**Aim of the exercise:**
Take the entries below and print all of them exactly, please.

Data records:
::::::::::

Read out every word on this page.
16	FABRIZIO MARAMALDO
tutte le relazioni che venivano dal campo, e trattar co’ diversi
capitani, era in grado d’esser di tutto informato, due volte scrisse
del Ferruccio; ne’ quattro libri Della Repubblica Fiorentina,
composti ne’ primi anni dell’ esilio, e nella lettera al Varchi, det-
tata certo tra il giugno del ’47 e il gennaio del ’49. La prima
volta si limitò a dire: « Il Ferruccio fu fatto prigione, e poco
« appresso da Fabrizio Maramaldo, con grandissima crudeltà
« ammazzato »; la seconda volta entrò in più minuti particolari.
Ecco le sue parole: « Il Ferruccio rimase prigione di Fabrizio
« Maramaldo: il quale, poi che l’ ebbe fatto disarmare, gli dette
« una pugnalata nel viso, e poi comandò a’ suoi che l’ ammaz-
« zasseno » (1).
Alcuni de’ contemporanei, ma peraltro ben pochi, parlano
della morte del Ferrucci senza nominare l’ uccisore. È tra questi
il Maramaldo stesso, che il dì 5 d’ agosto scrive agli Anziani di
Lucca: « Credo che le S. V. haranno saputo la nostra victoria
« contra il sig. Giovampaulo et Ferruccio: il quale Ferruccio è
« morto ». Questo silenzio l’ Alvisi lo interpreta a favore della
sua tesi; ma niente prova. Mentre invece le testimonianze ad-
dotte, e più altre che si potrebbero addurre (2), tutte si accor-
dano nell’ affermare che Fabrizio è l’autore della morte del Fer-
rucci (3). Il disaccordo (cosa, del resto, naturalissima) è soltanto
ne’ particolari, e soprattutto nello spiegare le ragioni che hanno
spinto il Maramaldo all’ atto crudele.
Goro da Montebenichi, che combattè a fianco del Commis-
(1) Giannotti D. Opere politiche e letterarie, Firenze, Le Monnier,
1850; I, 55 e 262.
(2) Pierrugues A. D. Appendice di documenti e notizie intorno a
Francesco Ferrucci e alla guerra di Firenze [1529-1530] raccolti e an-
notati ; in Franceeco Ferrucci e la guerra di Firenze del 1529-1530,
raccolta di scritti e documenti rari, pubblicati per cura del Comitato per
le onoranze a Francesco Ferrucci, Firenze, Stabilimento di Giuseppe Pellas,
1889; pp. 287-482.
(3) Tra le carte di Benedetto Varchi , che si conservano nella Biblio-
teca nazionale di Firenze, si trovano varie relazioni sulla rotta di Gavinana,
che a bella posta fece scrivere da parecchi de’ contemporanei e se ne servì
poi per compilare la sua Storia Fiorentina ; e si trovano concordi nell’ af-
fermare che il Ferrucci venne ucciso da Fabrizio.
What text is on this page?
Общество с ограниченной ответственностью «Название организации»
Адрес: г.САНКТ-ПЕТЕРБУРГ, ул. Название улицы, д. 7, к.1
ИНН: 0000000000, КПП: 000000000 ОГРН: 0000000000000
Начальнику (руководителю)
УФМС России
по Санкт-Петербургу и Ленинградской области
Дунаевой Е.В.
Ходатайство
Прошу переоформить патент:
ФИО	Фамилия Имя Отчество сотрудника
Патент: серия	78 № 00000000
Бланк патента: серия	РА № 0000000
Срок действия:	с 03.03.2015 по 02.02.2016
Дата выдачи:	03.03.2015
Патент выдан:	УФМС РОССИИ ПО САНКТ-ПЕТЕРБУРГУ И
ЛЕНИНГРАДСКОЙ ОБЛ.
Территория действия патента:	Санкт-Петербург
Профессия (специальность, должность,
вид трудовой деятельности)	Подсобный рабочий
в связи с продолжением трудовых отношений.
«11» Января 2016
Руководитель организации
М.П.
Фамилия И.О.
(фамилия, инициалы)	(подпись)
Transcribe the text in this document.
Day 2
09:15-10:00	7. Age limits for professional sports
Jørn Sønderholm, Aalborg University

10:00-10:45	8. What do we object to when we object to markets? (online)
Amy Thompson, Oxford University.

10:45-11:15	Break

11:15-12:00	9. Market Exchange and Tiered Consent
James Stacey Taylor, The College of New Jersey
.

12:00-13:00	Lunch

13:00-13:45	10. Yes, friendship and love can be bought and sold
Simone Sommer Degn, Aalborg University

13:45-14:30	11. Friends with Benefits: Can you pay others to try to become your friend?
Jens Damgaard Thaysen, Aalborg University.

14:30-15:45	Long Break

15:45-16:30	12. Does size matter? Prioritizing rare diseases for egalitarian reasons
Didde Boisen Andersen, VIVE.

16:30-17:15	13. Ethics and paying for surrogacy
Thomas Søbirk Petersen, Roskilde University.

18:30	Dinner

::::::::::

**Written answer:**
Read out every word on this page.
16	FABRIZIO MARAMALDO
tutte le relazioni che venivano dal campo, e trattar co’ diversi
capitani, era in grado d’esser di tutto informato, due volte scrisse
del Ferruccio; ne’ quattro libri Della Repubblica Fiorentina,
composti ne’ primi anni dell’ esilio, e nella lettera al Varchi, det-
tata certo tra il giugno del ’47 e il gennaio del ’49. La prima
volta si limitò a dire: « Il Ferruccio fu fatto prigione, e poco
« appresso da Fabrizio Maramaldo, con grandissima crudeltà
« ammazzato »; la seconda volta entrò in più minuti particolari.
Ecco le sue parole: « Il Ferruccio rimase prigione di Fabrizio
« Maramaldo: il quale, poi che l’ ebbe fatto disarmare, gli dette
« una pugnalata nel viso, e poi comandò a’ suoi che l’ ammaz-
« zasseno » (1).
Alcuni de’ contemporanei, ma peraltro ben pochi, parlano
della morte del Ferrucci senza nominare l’ uccisore. È tra questi
il Maramaldo stesso, che il dì 5 d’ agosto scrive agli Anziani di
Lucca: « Credo che le S. V. haranno saputo la nostra victoria
« contra il sig. Giovampaulo et Ferruccio: il quale Ferruccio è
« morto ». Questo silenzio l’ Alvisi lo interpreta a favore della
sua tesi; ma niente prova. Mentre invece le testimonianze ad-
dotte, e più altre che si potrebbero addurre (2), tutte si accor-
dano nell’ affermare che Fabrizio è l’autore della morte del Fer-
rucci (3). Il disaccordo (cosa, del resto, naturalissima) è soltanto
ne’ particolari, e soprattutto nello spiegare le ragioni che hanno
spinto il Maramaldo all’ atto crudele.
Goro da Montebenichi, che combattè a fianco del Commis-
(1) Giannotti D. Opere politiche e letterarie, Firenze, Le Monnier,
1850; I, 55 e 262.
(2) Pierrugues A. D. Appendice di documenti e notizie intorno a
Francesco Ferrucci e alla guerra di Firenze [1529-1530] raccolti e an-
notati ; in Franceeco Ferrucci e la guerra di Firenze del 1529-1530,
raccolta di scritti e documenti rari, pubblicati per cura del Comitato per
le onoranze a Francesco Ferrucci, Firenze, Stabilimento di Giuseppe Pellas,
1889; pp. 287-482.
(3) Tra le carte di Benedetto Varchi , che si conservano nella Biblio-
teca nazionale di Firenze, si trovano varie relazioni sulla rotta di Gavinana,
che a bella posta fece scrivere da parecchi de’ contemporanei e se ne servì
poi per compilare la sua Storia Fiorentina ; e si trovano concordi nell’ af-
fermare che il Ferrucci venne ucciso da Fabrizio.
What text is on this page?
Общество с ограниченной ответственностью «Название организации»
Адрес: г.САНКТ-ПЕТЕРБУРГ, ул. Название улицы, д. 7, к.1
ИНН: 0000000000, КПП: 000000000 ОГРН: 0000000000000
Начальнику (руководителю)
УФМС России
по Санкт-Петербургу и Ленинградской области
Дунаевой Е.В.
Ходатайство
Прошу переоформить патент:
ФИО	Фамилия Имя Отчество сотрудника
Патент: серия	78 № 00000000
Бланк патента: серия	РА № 0000000
Срок действия:	с 03.03.2015 по 02.02.2016
Дата выдачи:	03.03.2015
Патент выдан:	УФМС РОССИИ ПО САНКТ-ПЕТЕРБУРГУ И
ЛЕНИНГРАДСКОЙ ОБЛ.
Территория действия патента:	Санкт-Петербург
Профессия (специальность, должность,
вид трудовой деятельности)	Подсобный рабочий
в связи с продолжением трудовых отношений.
«11» Января 2016
Руководитель организации
М.П.
Фамилия И.О.
(фамилия, инициалы)	(подпись)
Transcribe the text in this document.
Day 2
09:15-10:00	7. Age limits for professional sports
Jørn Sønderholm, Aalborg University

10:00-10:45	8. What do we object to when we object to markets? (online)
Amy Thompson, Oxford University.

10:45-11:15	Break

11:15-12:00	9. Market Exchange and Tiered Consent
James Stacey Taylor, The College of New Jersey
.

12:00-13:00	Lunch

13:00-13:45	10. Yes, friendship and love can be bought and sold
Simone Sommer Degn, Aalborg University

13:45-14:30	11. Friends with Benefits: Can you pay others to try to become your friend?
Jens Damgaard Thaysen, Aalborg University.

14:30-15:45	Long Break

15:45-16:30	12. Does size matter? Prioritizing rare diseases for egalitarian reasons
Didde Boisen Andersen, VIVE.

16:30-17:15	13. Ethics and paying for surrogacy
Thomas Søbirk Petersen, Roskilde University.

18:30	Dinner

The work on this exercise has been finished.